Begin Data shown

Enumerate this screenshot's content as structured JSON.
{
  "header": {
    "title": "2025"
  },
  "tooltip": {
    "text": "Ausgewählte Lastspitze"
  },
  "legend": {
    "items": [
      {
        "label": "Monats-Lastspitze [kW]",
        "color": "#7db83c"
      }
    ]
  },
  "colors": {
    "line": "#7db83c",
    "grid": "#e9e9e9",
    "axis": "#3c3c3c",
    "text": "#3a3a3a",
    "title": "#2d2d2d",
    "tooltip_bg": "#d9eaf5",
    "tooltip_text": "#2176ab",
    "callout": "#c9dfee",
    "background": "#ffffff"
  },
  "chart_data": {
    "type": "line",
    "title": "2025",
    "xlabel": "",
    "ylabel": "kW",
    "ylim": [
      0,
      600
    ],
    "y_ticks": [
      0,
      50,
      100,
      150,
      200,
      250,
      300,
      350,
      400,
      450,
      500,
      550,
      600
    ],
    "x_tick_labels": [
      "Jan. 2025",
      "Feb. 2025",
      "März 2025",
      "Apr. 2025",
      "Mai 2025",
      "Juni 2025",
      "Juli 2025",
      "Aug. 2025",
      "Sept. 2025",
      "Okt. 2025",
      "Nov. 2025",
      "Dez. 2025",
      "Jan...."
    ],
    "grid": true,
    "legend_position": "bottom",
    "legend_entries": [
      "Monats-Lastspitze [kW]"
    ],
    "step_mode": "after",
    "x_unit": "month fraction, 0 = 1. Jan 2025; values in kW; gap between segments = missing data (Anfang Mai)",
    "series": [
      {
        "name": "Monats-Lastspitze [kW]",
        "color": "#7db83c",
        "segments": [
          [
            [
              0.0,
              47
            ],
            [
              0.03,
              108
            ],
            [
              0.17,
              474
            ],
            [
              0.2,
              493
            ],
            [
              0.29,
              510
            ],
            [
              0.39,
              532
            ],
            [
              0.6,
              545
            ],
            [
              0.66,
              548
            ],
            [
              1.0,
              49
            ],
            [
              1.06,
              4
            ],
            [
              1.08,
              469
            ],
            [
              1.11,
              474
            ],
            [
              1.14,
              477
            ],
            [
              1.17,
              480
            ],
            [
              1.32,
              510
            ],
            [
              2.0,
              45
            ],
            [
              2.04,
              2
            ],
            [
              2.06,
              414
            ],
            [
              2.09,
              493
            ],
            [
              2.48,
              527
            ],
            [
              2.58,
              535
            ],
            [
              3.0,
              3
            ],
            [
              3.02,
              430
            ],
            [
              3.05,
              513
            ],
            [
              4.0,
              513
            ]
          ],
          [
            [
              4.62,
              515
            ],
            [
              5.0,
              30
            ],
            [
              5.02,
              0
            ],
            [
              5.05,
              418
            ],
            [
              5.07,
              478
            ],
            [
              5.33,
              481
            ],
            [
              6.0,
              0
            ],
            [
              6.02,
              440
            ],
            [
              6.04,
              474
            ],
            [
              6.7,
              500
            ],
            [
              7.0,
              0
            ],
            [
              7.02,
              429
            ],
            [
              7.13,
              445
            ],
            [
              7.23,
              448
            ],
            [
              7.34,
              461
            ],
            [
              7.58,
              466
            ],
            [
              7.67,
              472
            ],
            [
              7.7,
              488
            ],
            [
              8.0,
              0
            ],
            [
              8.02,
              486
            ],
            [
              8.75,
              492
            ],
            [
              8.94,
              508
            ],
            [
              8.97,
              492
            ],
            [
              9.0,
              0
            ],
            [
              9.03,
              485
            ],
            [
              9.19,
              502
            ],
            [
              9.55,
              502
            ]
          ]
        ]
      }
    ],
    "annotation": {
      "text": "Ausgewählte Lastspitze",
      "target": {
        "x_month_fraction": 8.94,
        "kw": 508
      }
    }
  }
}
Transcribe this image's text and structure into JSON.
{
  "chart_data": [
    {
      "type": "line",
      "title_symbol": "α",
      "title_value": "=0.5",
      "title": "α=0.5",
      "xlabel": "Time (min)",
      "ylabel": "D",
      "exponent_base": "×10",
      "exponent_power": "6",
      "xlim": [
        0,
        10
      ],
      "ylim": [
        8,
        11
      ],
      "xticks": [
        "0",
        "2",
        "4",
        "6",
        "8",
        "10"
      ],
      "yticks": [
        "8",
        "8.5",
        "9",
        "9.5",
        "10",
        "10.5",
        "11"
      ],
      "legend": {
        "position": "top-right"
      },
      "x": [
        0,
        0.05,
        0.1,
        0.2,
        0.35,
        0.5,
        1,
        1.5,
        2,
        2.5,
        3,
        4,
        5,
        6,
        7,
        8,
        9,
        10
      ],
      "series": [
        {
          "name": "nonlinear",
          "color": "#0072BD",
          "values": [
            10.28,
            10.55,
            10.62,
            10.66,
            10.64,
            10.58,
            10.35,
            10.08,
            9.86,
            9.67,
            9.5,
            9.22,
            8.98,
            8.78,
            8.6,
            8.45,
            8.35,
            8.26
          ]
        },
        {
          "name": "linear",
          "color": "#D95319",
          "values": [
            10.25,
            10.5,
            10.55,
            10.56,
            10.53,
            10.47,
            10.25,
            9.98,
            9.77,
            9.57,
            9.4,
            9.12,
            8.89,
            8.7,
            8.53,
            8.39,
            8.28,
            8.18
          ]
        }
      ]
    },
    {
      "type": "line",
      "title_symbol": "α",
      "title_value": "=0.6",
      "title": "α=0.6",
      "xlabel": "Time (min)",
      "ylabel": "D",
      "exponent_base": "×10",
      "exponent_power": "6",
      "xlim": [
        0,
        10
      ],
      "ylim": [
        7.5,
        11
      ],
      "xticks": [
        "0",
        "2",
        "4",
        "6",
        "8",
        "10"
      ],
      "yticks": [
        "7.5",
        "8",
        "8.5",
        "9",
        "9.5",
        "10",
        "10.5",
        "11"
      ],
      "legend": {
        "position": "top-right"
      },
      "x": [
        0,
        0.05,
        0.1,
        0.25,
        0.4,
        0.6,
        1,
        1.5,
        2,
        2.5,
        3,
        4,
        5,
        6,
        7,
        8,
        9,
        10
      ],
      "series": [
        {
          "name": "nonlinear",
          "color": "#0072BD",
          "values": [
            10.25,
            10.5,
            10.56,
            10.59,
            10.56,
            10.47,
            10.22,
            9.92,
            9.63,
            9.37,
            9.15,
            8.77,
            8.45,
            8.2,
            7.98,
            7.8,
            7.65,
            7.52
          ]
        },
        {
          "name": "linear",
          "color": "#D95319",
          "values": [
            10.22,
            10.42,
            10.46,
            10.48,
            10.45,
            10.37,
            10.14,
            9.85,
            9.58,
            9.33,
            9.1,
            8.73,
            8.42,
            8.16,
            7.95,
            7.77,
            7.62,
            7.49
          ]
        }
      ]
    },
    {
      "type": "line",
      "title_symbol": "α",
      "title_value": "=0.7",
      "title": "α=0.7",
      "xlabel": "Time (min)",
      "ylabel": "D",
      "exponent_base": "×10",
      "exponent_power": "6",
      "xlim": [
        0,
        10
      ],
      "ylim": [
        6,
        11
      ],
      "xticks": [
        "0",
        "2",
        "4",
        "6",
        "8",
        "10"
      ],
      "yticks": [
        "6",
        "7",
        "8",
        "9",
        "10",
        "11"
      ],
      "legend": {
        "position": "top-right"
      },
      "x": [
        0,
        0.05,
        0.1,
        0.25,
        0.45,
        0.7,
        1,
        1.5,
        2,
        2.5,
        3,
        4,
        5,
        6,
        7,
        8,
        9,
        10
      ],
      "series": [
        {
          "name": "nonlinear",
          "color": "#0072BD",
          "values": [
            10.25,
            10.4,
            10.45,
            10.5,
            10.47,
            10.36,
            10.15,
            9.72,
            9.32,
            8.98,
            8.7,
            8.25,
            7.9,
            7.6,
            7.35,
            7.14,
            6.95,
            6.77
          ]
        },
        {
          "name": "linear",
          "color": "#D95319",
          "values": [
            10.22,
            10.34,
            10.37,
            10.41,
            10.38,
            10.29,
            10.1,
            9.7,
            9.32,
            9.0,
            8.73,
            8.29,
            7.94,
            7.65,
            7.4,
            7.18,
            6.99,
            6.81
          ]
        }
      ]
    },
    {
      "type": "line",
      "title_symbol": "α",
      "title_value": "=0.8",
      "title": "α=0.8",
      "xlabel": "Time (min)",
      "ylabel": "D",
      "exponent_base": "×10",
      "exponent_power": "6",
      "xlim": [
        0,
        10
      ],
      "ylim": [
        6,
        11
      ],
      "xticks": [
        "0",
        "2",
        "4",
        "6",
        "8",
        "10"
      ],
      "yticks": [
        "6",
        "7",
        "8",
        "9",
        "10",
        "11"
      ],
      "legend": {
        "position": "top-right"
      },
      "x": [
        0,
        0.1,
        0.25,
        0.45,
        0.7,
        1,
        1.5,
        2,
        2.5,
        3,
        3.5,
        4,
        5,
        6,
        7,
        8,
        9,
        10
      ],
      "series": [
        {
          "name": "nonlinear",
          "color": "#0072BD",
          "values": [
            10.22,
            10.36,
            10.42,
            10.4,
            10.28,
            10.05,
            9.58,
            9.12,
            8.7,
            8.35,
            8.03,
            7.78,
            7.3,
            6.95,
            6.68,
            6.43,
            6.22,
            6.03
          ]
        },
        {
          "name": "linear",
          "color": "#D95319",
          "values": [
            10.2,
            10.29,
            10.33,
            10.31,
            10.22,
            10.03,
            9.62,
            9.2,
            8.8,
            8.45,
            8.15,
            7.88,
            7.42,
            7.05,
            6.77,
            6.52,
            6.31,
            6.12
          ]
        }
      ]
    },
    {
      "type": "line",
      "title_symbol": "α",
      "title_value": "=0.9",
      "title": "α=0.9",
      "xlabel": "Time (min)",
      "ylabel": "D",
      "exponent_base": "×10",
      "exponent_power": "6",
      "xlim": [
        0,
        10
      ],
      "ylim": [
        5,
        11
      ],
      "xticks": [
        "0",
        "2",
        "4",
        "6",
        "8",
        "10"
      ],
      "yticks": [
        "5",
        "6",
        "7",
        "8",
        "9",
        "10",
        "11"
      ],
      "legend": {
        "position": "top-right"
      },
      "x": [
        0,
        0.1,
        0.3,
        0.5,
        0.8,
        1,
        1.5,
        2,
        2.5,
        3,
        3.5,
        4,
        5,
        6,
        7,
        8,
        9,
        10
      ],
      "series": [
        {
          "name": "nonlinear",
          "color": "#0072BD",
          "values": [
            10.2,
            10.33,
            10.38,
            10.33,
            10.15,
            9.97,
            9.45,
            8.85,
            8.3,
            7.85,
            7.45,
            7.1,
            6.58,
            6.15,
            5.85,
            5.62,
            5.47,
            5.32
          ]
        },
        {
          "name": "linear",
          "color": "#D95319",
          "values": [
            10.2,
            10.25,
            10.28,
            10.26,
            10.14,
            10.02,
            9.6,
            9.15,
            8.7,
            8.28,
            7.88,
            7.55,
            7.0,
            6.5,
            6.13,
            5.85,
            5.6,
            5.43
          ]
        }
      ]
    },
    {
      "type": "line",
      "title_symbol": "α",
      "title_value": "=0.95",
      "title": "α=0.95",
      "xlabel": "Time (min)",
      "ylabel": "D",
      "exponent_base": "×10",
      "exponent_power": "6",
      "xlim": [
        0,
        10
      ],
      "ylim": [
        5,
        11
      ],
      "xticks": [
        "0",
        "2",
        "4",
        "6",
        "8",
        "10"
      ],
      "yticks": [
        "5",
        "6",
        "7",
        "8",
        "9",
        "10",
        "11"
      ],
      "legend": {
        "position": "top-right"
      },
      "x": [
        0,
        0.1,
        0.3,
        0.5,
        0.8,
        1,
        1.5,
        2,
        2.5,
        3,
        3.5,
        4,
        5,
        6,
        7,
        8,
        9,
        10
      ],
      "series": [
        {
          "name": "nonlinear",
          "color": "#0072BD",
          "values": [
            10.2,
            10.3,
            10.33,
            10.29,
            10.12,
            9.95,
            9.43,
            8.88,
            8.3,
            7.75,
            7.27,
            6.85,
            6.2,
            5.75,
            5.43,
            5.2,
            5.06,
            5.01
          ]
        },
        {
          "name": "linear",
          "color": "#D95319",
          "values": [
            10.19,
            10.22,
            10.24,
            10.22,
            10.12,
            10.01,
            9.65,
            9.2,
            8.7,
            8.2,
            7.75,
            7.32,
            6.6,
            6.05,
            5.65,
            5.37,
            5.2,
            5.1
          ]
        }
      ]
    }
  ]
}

End Data shown

* [Instruction]:
Every line above that contains the word "Lastspitze" should be reported.

* [Task output]:
    "text": "Ausgewählte Lastspitze"
        "label": "Monats-Lastspitze [kW]",
      "Monats-Lastspitze [kW]"
        "name": "Monats-Lastspitze [kW]",
      "text": "Ausgewählte Lastspitze",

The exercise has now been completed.